**EXERCISE REQUIREMENTS**
An exact reproduction of the records is required, with all images left out.

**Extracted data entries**
▼
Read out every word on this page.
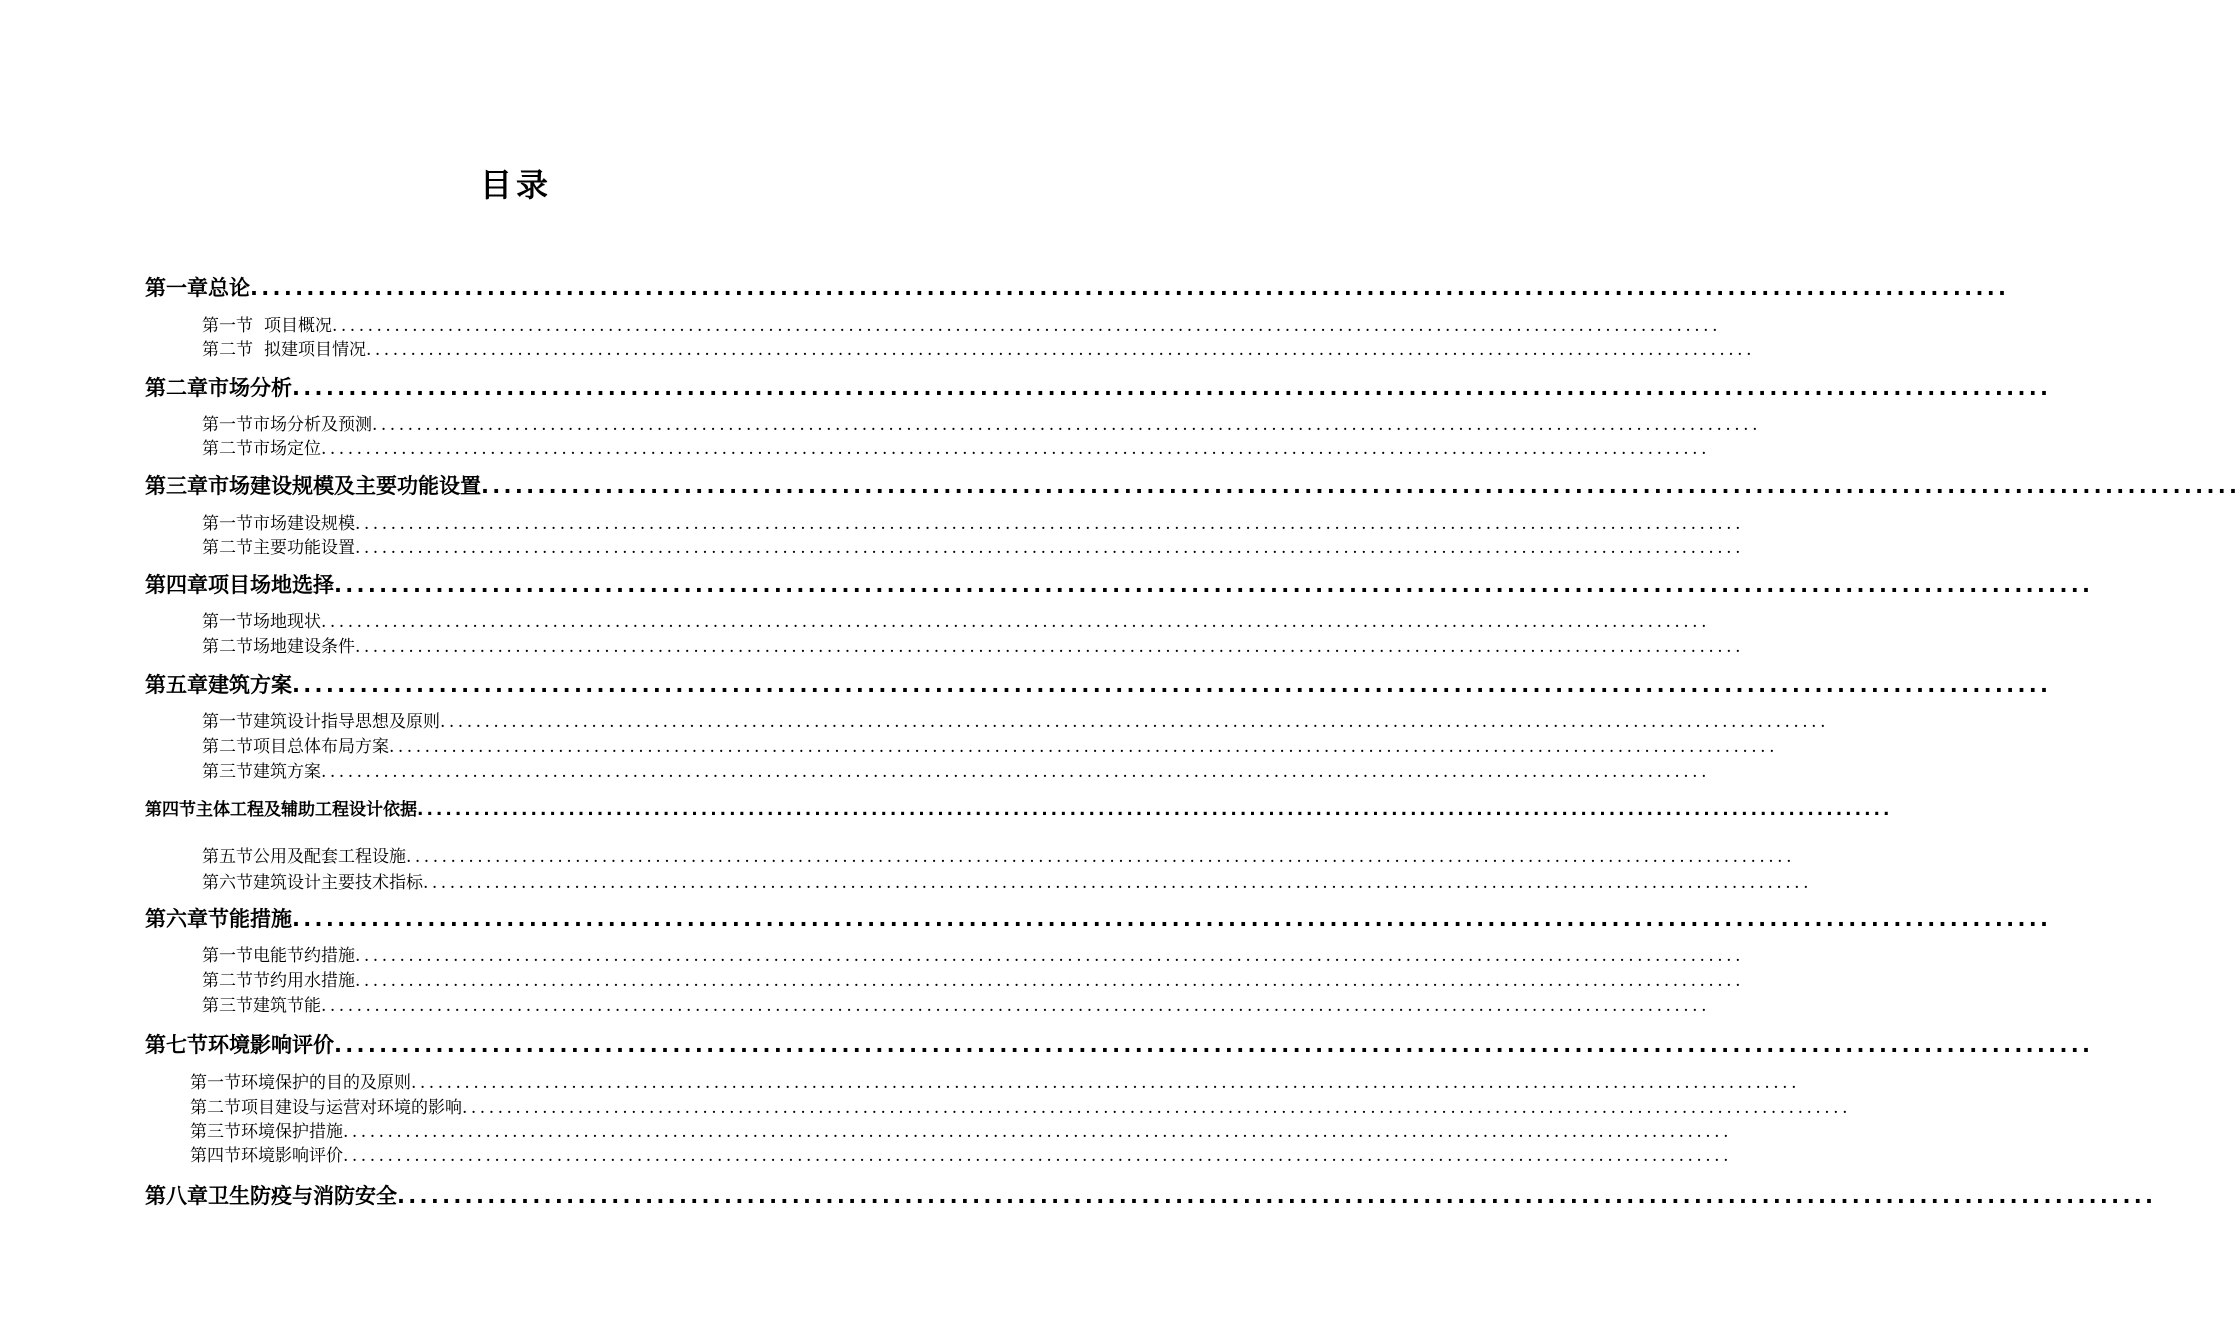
目录
第一章 总论 ............................................................................................................................................................
第一节 项目概况 ............................................................................................................................................................
第二节 拟建项目情况 ............................................................................................................................................................
第二章 市场分析 ............................................................................................................................................................
第一节 市场分析及预测 ............................................................................................................................................................
第二节 市场定位 ............................................................................................................................................................
第三章 市场建设规模及主要功能设置 ............................................................................................................................................................
第一节 市场建设规模 ............................................................................................................................................................
第二节 主要功能设置 ............................................................................................................................................................
第四章 项目场地选择 ............................................................................................................................................................
第一节 场地现状 ............................................................................................................................................................
第二节 场地建设条件 ............................................................................................................................................................
第五章 建筑方案 ............................................................................................................................................................
第一节 建筑设计指导思想及原则 ............................................................................................................................................................
第二节 项目总体布局方案 ............................................................................................................................................................
第三节 建筑方案 ............................................................................................................................................................
第四节 主体工程及辅助工程设计依据 ............................................................................................................................................................
第五节 公用及配套工程设施 ............................................................................................................................................................
第六节 建筑设计主要技术指标 ............................................................................................................................................................
第六章 节能措施 ............................................................................................................................................................
第一节 电能节约措施 ............................................................................................................................................................
第二节 节约用水措施 ............................................................................................................................................................
第三节 建筑节能 ............................................................................................................................................................
第七节 环境影响评价 ............................................................................................................................................................
第一节 环境保护的目的及原则 ............................................................................................................................................................
第二节 项目建设与运营对环境的影响 ............................................................................................................................................................
第三节 环境保护措施 ............................................................................................................................................................
第四节 环境影响评价 ............................................................................................................................................................
第八章 卫生防疫与消防安全 ............................................................................................................................................................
▲
**RESULT OF THIS TASK**
Read out every word on this page.
目录
第一章 总论 ............................................................................................................................................................
第一节 项目概况 ............................................................................................................................................................
第二节 拟建项目情况 ............................................................................................................................................................
第二章 市场分析 ............................................................................................................................................................
第一节 市场分析及预测 ............................................................................................................................................................
第二节 市场定位 ............................................................................................................................................................
第三章 市场建设规模及主要功能设置 ............................................................................................................................................................
第一节 市场建设规模 ............................................................................................................................................................
第二节 主要功能设置 ............................................................................................................................................................
第四章 项目场地选择 ............................................................................................................................................................
第一节 场地现状 ............................................................................................................................................................
第二节 场地建设条件 ............................................................................................................................................................
第五章 建筑方案 ............................................................................................................................................................
第一节 建筑设计指导思想及原则 ............................................................................................................................................................
第二节 项目总体布局方案 ............................................................................................................................................................
第三节 建筑方案 ............................................................................................................................................................
第四节 主体工程及辅助工程设计依据 ............................................................................................................................................................
第五节 公用及配套工程设施 ............................................................................................................................................................
第六节 建筑设计主要技术指标 ............................................................................................................................................................
第六章 节能措施 ............................................................................................................................................................
第一节 电能节约措施 ............................................................................................................................................................
第二节 节约用水措施 ............................................................................................................................................................
第三节 建筑节能 ............................................................................................................................................................
第七节 环境影响评价 ............................................................................................................................................................
第一节 环境保护的目的及原则 ............................................................................................................................................................
第二节 项目建设与运营对环境的影响 ............................................................................................................................................................
第三节 环境保护措施 ............................................................................................................................................................
第四节 环境影响评价 ............................................................................................................................................................
第八章 卫生防疫与消防安全 ............................................................................................................................................................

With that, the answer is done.